# START OF Given data

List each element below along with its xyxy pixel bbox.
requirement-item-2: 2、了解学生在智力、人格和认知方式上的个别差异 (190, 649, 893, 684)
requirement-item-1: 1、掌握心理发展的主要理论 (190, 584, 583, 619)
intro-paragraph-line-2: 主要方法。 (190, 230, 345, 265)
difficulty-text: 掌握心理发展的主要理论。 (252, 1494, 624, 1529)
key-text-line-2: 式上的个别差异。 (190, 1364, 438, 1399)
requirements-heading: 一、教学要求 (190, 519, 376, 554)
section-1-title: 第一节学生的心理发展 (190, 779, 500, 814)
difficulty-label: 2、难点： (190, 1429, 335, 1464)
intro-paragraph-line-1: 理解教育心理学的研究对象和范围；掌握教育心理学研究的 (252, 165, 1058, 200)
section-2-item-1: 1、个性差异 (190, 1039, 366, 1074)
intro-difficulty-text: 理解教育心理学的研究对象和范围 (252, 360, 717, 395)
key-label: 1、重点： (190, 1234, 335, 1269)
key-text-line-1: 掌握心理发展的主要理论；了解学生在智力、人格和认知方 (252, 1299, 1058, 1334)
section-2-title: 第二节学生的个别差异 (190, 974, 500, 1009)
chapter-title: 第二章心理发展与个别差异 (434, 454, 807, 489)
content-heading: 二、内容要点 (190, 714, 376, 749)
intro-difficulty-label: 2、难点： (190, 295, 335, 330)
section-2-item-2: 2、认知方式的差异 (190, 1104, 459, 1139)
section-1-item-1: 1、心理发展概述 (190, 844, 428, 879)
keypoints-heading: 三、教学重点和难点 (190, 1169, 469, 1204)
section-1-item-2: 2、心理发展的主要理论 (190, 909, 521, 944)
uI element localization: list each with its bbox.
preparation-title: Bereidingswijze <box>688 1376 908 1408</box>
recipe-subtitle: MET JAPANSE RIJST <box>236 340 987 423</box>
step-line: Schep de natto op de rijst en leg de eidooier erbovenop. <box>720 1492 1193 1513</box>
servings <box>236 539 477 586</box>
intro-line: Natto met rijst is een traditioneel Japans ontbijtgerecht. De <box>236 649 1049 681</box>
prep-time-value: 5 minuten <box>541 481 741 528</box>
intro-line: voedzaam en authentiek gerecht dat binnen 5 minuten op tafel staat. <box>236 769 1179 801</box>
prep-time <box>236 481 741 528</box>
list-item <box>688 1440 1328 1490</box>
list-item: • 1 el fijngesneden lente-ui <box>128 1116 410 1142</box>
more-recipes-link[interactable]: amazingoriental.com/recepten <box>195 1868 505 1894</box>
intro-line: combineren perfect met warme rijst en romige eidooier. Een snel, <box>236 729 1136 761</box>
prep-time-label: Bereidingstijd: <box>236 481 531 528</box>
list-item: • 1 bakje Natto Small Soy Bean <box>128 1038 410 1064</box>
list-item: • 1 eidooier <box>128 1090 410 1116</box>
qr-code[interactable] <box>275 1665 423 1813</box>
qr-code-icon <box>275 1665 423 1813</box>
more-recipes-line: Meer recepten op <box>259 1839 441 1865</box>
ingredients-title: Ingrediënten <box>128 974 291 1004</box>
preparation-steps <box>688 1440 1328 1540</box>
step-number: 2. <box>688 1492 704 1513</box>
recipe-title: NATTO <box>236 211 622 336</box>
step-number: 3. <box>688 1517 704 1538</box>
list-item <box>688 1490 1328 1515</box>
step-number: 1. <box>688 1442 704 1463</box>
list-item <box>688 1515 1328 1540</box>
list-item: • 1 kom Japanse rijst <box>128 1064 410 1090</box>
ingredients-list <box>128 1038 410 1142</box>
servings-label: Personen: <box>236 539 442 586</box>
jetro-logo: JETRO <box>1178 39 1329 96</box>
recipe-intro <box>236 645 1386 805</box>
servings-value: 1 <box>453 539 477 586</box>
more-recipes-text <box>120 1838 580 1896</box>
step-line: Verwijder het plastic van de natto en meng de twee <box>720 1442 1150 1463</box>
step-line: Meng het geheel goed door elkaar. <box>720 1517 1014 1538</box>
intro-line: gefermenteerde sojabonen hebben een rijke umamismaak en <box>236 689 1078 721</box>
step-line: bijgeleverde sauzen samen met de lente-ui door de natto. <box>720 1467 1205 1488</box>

# END OF Given data

### Goal
Reproduce all of the lines above, character for character and in the same order, with nothing altered, added or left out.

### Exercise output
List each element below along with its xyxy pixel bbox.
requirement-item-2: 2、了解学生在智力、人格和认知方式上的个别差异 (190, 649, 893, 684)
requirement-item-1: 1、掌握心理发展的主要理论 (190, 584, 583, 619)
intro-paragraph-line-2: 主要方法。 (190, 230, 345, 265)
difficulty-text: 掌握心理发展的主要理论。 (252, 1494, 624, 1529)
key-text-line-2: 式上的个别差异。 (190, 1364, 438, 1399)
requirements-heading: 一、教学要求 (190, 519, 376, 554)
section-1-title: 第一节学生的心理发展 (190, 779, 500, 814)
difficulty-label: 2、难点： (190, 1429, 335, 1464)
intro-paragraph-line-1: 理解教育心理学的研究对象和范围；掌握教育心理学研究的 (252, 165, 1058, 200)
section-2-item-1: 1、个性差异 (190, 1039, 366, 1074)
intro-difficulty-text: 理解教育心理学的研究对象和范围 (252, 360, 717, 395)
key-label: 1、重点： (190, 1234, 335, 1269)
key-text-line-1: 掌握心理发展的主要理论；了解学生在智力、人格和认知方 (252, 1299, 1058, 1334)
section-2-title: 第二节学生的个别差异 (190, 974, 500, 1009)
chapter-title: 第二章心理发展与个别差异 (434, 454, 807, 489)
content-heading: 二、内容要点 (190, 714, 376, 749)
intro-difficulty-label: 2、难点： (190, 295, 335, 330)
section-2-item-2: 2、认知方式的差异 (190, 1104, 459, 1139)
section-1-item-1: 1、心理发展概述 (190, 844, 428, 879)
keypoints-heading: 三、教学重点和难点 (190, 1169, 469, 1204)
section-1-item-2: 2、心理发展的主要理论 (190, 909, 521, 944)
uI element localization: list each with its bbox.
preparation-title: Bereidingswijze <box>688 1376 908 1408</box>
recipe-subtitle: MET JAPANSE RIJST <box>236 340 987 423</box>
step-line: Schep de natto op de rijst en leg de eidooier erbovenop. <box>720 1492 1193 1513</box>
servings <box>236 539 477 586</box>
intro-line: Natto met rijst is een traditioneel Japans ontbijtgerecht. De <box>236 649 1049 681</box>
prep-time-value: 5 minuten <box>541 481 741 528</box>
intro-line: voedzaam en authentiek gerecht dat binnen 5 minuten op tafel staat. <box>236 769 1179 801</box>
prep-time <box>236 481 741 528</box>
list-item <box>688 1440 1328 1490</box>
list-item: • 1 el fijngesneden lente-ui <box>128 1116 410 1142</box>
more-recipes-link[interactable]: amazingoriental.com/recepten <box>195 1868 505 1894</box>
intro-line: combineren perfect met warme rijst en romige eidooier. Een snel, <box>236 729 1136 761</box>
prep-time-label: Bereidingstijd: <box>236 481 531 528</box>
list-item: • 1 bakje Natto Small Soy Bean <box>128 1038 410 1064</box>
list-item: • 1 eidooier <box>128 1090 410 1116</box>
qr-code[interactable] <box>275 1665 423 1813</box>
qr-code-icon <box>275 1665 423 1813</box>
more-recipes-line: Meer recepten op <box>259 1839 441 1865</box>
ingredients-title: Ingrediënten <box>128 974 291 1004</box>
preparation-steps <box>688 1440 1328 1540</box>
step-number: 2. <box>688 1492 704 1513</box>
recipe-title: NATTO <box>236 211 622 336</box>
step-number: 3. <box>688 1517 704 1538</box>
list-item <box>688 1490 1328 1515</box>
step-number: 1. <box>688 1442 704 1463</box>
list-item <box>688 1515 1328 1540</box>
list-item: • 1 kom Japanse rijst <box>128 1064 410 1090</box>
ingredients-list <box>128 1038 410 1142</box>
servings-label: Personen: <box>236 539 442 586</box>
jetro-logo: JETRO <box>1178 39 1329 96</box>
recipe-intro <box>236 645 1386 805</box>
servings-value: 1 <box>453 539 477 586</box>
more-recipes-text <box>120 1838 580 1896</box>
step-line: Verwijder het plastic van de natto en meng de twee <box>720 1442 1150 1463</box>
step-line: Meng het geheel goed door elkaar. <box>720 1517 1014 1538</box>
intro-line: gefermenteerde sojabonen hebben een rijke umamismaak en <box>236 689 1078 721</box>
step-line: bijgeleverde sauzen samen met de lente-ui door de natto. <box>720 1467 1205 1488</box>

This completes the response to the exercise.